Exercise instructions
Copy out all the entries exactly.

Data supplied

○ ○ ○ ○ ○ ○ ○

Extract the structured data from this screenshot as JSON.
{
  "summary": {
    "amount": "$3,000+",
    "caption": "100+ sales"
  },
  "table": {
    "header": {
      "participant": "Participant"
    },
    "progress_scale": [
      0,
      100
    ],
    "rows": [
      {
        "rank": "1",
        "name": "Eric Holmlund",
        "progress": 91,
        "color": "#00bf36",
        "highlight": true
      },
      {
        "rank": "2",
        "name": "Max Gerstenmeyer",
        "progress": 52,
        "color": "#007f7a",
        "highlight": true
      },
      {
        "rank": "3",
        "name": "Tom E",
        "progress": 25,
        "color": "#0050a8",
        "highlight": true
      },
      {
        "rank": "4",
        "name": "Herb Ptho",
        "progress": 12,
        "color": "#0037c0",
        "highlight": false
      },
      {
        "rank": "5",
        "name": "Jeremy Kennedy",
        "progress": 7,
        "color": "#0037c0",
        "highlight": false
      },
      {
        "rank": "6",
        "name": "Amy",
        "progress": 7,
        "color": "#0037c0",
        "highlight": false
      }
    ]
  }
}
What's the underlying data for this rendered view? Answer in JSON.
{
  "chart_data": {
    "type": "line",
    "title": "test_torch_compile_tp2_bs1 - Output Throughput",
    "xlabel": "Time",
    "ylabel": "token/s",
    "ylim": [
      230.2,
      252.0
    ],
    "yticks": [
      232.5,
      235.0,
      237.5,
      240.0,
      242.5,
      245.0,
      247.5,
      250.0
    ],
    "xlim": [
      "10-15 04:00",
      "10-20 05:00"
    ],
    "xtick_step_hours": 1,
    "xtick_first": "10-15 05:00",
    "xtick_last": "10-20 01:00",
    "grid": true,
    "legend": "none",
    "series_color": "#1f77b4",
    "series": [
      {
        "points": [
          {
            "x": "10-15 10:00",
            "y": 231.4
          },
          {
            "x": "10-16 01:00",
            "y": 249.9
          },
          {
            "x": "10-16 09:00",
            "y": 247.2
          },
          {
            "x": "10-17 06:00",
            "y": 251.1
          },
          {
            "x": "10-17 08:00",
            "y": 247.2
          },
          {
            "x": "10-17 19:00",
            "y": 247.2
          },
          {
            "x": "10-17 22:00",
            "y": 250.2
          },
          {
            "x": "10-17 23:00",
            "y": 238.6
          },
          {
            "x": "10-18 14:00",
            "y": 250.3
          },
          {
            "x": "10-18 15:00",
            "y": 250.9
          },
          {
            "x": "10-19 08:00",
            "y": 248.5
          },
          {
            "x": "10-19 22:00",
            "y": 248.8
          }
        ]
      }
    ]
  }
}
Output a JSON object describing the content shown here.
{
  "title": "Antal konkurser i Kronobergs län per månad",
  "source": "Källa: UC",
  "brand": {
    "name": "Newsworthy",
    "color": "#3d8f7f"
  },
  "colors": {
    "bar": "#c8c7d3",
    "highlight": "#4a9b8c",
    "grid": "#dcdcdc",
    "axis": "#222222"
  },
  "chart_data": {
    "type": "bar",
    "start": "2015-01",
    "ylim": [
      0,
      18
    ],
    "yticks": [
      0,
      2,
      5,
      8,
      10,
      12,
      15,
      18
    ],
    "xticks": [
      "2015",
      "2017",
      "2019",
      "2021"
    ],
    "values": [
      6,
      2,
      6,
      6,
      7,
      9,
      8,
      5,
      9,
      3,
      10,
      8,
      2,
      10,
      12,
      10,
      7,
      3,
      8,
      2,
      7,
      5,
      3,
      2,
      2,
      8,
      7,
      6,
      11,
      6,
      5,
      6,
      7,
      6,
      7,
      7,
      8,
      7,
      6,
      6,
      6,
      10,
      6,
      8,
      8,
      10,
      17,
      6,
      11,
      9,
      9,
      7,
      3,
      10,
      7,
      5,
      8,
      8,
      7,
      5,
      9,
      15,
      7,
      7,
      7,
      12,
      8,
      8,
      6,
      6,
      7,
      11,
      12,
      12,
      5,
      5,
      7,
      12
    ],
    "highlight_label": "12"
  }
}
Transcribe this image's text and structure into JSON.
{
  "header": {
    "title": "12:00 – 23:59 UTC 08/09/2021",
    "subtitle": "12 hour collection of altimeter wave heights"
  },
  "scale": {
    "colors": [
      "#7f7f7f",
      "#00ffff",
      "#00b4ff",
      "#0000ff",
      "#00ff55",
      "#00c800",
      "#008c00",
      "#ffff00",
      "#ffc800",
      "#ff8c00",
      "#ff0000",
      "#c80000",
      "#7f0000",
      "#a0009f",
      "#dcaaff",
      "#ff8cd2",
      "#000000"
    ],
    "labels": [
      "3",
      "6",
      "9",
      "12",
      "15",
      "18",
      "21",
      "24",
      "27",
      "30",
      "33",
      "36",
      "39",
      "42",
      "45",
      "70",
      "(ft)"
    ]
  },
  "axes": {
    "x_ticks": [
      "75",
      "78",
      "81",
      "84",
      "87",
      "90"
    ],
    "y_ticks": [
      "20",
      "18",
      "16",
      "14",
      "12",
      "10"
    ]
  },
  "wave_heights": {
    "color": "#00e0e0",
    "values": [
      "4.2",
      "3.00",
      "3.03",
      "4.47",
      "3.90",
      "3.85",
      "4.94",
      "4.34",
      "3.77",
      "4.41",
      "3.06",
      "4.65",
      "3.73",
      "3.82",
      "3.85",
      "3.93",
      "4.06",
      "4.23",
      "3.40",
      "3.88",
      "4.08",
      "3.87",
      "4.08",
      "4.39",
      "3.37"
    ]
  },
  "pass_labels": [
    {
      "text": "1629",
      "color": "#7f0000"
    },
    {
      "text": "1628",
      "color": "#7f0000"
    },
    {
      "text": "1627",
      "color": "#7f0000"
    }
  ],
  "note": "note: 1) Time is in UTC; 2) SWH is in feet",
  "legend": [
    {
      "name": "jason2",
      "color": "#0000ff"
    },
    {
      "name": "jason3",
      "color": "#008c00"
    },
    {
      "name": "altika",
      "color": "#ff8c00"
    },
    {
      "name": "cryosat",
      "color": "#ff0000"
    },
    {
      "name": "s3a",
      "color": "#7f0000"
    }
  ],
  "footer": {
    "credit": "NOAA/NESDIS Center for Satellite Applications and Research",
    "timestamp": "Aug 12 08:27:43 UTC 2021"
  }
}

○ ○ ○ ○ ○ ○ ○

Task result
Extract the structured data from this screenshot as JSON.
{
  "summary": {
    "amount": "$3,000+",
    "caption": "100+ sales"
  },
  "table": {
    "header": {
      "participant": "Participant"
    },
    "progress_scale": [
      0,
      100
    ],
    "rows": [
      {
        "rank": "1",
        "name": "Eric Holmlund",
        "progress": 91,
        "color": "#00bf36",
        "highlight": true
      },
      {
        "rank": "2",
        "name": "Max Gerstenmeyer",
        "progress": 52,
        "color": "#007f7a",
        "highlight": true
      },
      {
        "rank": "3",
        "name": "Tom E",
        "progress": 25,
        "color": "#0050a8",
        "highlight": true
      },
      {
        "rank": "4",
        "name": "Herb Ptho",
        "progress": 12,
        "color": "#0037c0",
        "highlight": false
      },
      {
        "rank": "5",
        "name": "Jeremy Kennedy",
        "progress": 7,
        "color": "#0037c0",
        "highlight": false
      },
      {
        "rank": "6",
        "name": "Amy",
        "progress": 7,
        "color": "#0037c0",
        "highlight": false
      }
    ]
  }
}
What's the underlying data for this rendered view? Answer in JSON.
{
  "chart_data": {
    "type": "line",
    "title": "test_torch_compile_tp2_bs1 - Output Throughput",
    "xlabel": "Time",
    "ylabel": "token/s",
    "ylim": [
      230.2,
      252.0
    ],
    "yticks": [
      232.5,
      235.0,
      237.5,
      240.0,
      242.5,
      245.0,
      247.5,
      250.0
    ],
    "xlim": [
      "10-15 04:00",
      "10-20 05:00"
    ],
    "xtick_step_hours": 1,
    "xtick_first": "10-15 05:00",
    "xtick_last": "10-20 01:00",
    "grid": true,
    "legend": "none",
    "series_color": "#1f77b4",
    "series": [
      {
        "points": [
          {
            "x": "10-15 10:00",
            "y": 231.4
          },
          {
            "x": "10-16 01:00",
            "y": 249.9
          },
          {
            "x": "10-16 09:00",
            "y": 247.2
          },
          {
            "x": "10-17 06:00",
            "y": 251.1
          },
          {
            "x": "10-17 08:00",
            "y": 247.2
          },
          {
            "x": "10-17 19:00",
            "y": 247.2
          },
          {
            "x": "10-17 22:00",
            "y": 250.2
          },
          {
            "x": "10-17 23:00",
            "y": 238.6
          },
          {
            "x": "10-18 14:00",
            "y": 250.3
          },
          {
            "x": "10-18 15:00",
            "y": 250.9
          },
          {
            "x": "10-19 08:00",
            "y": 248.5
          },
          {
            "x": "10-19 22:00",
            "y": 248.8
          }
        ]
      }
    ]
  }
}
Output a JSON object describing the content shown here.
{
  "title": "Antal konkurser i Kronobergs län per månad",
  "source": "Källa: UC",
  "brand": {
    "name": "Newsworthy",
    "color": "#3d8f7f"
  },
  "colors": {
    "bar": "#c8c7d3",
    "highlight": "#4a9b8c",
    "grid": "#dcdcdc",
    "axis": "#222222"
  },
  "chart_data": {
    "type": "bar",
    "start": "2015-01",
    "ylim": [
      0,
      18
    ],
    "yticks": [
      0,
      2,
      5,
      8,
      10,
      12,
      15,
      18
    ],
    "xticks": [
      "2015",
      "2017",
      "2019",
      "2021"
    ],
    "values": [
      6,
      2,
      6,
      6,
      7,
      9,
      8,
      5,
      9,
      3,
      10,
      8,
      2,
      10,
      12,
      10,
      7,
      3,
      8,
      2,
      7,
      5,
      3,
      2,
      2,
      8,
      7,
      6,
      11,
      6,
      5,
      6,
      7,
      6,
      7,
      7,
      8,
      7,
      6,
      6,
      6,
      10,
      6,
      8,
      8,
      10,
      17,
      6,
      11,
      9,
      9,
      7,
      3,
      10,
      7,
      5,
      8,
      8,
      7,
      5,
      9,
      15,
      7,
      7,
      7,
      12,
      8,
      8,
      6,
      6,
      7,
      11,
      12,
      12,
      5,
      5,
      7,
      12
    ],
    "highlight_label": "12"
  }
}
Transcribe this image's text and structure into JSON.
{
  "header": {
    "title": "12:00 – 23:59 UTC 08/09/2021",
    "subtitle": "12 hour collection of altimeter wave heights"
  },
  "scale": {
    "colors": [
      "#7f7f7f",
      "#00ffff",
      "#00b4ff",
      "#0000ff",
      "#00ff55",
      "#00c800",
      "#008c00",
      "#ffff00",
      "#ffc800",
      "#ff8c00",
      "#ff0000",
      "#c80000",
      "#7f0000",
      "#a0009f",
      "#dcaaff",
      "#ff8cd2",
      "#000000"
    ],
    "labels": [
      "3",
      "6",
      "9",
      "12",
      "15",
      "18",
      "21",
      "24",
      "27",
      "30",
      "33",
      "36",
      "39",
      "42",
      "45",
      "70",
      "(ft)"
    ]
  },
  "axes": {
    "x_ticks": [
      "75",
      "78",
      "81",
      "84",
      "87",
      "90"
    ],
    "y_ticks": [
      "20",
      "18",
      "16",
      "14",
      "12",
      "10"
    ]
  },
  "wave_heights": {
    "color": "#00e0e0",
    "values": [
      "4.2",
      "3.00",
      "3.03",
      "4.47",
      "3.90",
      "3.85",
      "4.94",
      "4.34",
      "3.77",
      "4.41",
      "3.06",
      "4.65",
      "3.73",
      "3.82",
      "3.85",
      "3.93",
      "4.06",
      "4.23",
      "3.40",
      "3.88",
      "4.08",
      "3.87",
      "4.08",
      "4.39",
      "3.37"
    ]
  },
  "pass_labels": [
    {
      "text": "1629",
      "color": "#7f0000"
    },
    {
      "text": "1628",
      "color": "#7f0000"
    },
    {
      "text": "1627",
      "color": "#7f0000"
    }
  ],
  "note": "note: 1) Time is in UTC; 2) SWH is in feet",
  "legend": [
    {
      "name": "jason2",
      "color": "#0000ff"
    },
    {
      "name": "jason3",
      "color": "#008c00"
    },
    {
      "name": "altika",
      "color": "#ff8c00"
    },
    {
      "name": "cryosat",
      "color": "#ff0000"
    },
    {
      "name": "s3a",
      "color": "#7f0000"
    }
  ],
  "footer": {
    "credit": "NOAA/NESDIS Center for Satellite Applications and Research",
    "timestamp": "Aug 12 08:27:43 UTC 2021"
  }
}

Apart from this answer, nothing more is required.